== Stated task ==
Select each line where the word "Autodesk" appears.

== Supplied entries ==
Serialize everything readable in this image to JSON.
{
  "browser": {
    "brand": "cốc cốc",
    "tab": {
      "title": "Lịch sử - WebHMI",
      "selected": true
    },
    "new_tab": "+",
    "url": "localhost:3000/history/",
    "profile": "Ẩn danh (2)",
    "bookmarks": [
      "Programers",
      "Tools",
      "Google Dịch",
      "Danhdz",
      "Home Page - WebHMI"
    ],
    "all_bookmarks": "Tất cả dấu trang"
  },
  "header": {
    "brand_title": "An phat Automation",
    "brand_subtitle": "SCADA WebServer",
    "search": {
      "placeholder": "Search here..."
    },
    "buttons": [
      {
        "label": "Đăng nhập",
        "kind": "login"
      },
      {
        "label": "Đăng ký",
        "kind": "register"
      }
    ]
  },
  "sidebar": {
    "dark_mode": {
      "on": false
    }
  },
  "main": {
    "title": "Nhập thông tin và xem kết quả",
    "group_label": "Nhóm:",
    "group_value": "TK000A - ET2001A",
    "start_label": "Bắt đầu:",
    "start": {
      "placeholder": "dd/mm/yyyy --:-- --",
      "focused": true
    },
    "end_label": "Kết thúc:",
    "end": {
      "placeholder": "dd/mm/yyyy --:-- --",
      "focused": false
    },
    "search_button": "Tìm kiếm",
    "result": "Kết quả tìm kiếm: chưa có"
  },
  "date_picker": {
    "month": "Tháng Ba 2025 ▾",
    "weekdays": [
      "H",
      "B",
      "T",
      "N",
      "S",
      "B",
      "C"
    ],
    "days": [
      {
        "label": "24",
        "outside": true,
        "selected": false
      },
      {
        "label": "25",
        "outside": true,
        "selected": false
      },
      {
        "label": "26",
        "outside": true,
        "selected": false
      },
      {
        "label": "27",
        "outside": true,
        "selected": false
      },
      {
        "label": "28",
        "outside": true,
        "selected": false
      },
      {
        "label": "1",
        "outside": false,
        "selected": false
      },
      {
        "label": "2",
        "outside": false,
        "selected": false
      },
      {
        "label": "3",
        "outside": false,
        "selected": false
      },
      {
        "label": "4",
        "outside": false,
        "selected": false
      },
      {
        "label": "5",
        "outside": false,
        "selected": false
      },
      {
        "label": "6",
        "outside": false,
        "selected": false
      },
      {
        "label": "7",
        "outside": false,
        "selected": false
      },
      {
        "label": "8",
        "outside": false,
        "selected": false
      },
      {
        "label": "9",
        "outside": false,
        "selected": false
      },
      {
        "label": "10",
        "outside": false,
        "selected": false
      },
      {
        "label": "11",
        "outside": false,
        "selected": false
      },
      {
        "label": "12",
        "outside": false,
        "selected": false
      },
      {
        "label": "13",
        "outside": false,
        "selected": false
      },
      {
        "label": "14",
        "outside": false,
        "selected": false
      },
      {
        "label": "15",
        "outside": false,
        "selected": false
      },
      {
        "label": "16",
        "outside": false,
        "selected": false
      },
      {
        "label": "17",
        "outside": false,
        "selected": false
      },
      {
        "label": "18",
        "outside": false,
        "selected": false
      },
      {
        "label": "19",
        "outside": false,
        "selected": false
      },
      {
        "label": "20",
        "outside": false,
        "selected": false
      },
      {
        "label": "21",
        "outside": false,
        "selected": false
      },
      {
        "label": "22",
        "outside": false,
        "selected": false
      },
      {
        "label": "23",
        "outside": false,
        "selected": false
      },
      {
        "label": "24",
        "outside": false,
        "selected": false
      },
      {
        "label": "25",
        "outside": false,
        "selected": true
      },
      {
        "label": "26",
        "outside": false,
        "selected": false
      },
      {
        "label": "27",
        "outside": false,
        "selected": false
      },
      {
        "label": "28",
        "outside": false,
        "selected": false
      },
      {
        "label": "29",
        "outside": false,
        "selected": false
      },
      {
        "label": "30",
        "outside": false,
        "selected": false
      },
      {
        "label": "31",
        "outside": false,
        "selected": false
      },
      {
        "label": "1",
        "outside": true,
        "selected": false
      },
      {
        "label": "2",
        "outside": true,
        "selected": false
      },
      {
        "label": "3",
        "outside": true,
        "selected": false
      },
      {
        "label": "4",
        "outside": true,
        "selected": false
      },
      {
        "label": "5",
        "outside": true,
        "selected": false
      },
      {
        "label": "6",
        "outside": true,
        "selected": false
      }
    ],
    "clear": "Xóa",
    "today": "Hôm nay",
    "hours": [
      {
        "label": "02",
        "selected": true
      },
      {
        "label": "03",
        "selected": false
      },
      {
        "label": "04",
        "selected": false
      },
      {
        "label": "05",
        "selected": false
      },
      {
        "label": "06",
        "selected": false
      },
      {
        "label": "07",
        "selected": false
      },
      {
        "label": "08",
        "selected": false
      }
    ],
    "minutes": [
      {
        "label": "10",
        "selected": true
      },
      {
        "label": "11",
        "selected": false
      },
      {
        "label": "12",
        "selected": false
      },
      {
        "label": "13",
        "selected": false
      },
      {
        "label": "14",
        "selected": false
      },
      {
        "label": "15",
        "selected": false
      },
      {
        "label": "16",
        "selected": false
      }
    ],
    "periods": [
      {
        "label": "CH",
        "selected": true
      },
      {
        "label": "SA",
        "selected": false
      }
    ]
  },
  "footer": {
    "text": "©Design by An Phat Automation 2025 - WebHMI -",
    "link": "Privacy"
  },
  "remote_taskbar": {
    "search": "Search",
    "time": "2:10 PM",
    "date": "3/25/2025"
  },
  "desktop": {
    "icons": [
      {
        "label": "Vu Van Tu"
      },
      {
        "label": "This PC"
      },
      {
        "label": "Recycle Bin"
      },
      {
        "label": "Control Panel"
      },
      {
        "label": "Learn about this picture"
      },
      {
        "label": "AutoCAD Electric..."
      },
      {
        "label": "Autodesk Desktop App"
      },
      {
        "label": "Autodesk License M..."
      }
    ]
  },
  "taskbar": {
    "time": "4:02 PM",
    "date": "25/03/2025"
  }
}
...
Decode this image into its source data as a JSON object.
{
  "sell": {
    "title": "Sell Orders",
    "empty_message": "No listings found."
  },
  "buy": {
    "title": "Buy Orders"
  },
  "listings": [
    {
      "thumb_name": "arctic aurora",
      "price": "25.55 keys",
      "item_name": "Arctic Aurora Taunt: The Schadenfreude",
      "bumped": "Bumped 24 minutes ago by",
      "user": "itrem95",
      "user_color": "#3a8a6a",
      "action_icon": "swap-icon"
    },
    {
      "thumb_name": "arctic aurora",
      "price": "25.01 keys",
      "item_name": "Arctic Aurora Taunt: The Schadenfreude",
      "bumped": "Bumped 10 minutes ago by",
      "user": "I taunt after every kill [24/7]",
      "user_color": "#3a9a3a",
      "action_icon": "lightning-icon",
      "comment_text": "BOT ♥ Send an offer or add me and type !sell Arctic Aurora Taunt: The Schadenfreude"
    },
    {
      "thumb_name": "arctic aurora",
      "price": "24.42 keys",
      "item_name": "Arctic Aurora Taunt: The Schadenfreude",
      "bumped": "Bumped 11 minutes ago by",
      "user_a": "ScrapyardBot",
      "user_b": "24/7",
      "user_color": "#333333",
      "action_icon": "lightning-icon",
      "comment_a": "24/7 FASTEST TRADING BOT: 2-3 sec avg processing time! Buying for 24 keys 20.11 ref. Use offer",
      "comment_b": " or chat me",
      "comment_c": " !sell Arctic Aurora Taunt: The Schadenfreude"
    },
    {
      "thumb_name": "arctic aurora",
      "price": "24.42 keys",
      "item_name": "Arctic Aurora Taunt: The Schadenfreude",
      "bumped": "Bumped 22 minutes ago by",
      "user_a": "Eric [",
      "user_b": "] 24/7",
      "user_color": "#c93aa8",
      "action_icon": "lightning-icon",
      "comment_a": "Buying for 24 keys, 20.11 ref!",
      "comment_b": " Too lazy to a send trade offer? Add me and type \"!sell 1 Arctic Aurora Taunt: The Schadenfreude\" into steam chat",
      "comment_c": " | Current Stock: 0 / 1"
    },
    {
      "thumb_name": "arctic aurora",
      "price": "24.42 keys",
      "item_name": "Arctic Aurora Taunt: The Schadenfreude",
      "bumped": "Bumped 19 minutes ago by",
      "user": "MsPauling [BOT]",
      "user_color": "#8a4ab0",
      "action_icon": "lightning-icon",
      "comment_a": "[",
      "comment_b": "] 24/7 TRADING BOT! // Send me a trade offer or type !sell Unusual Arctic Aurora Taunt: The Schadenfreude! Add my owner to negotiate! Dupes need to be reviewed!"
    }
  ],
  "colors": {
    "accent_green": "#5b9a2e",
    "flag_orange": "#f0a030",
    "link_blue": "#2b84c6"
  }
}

== Solution below ==
        "label": "Autodesk Desktop App"
        "label": "Autodesk License M..."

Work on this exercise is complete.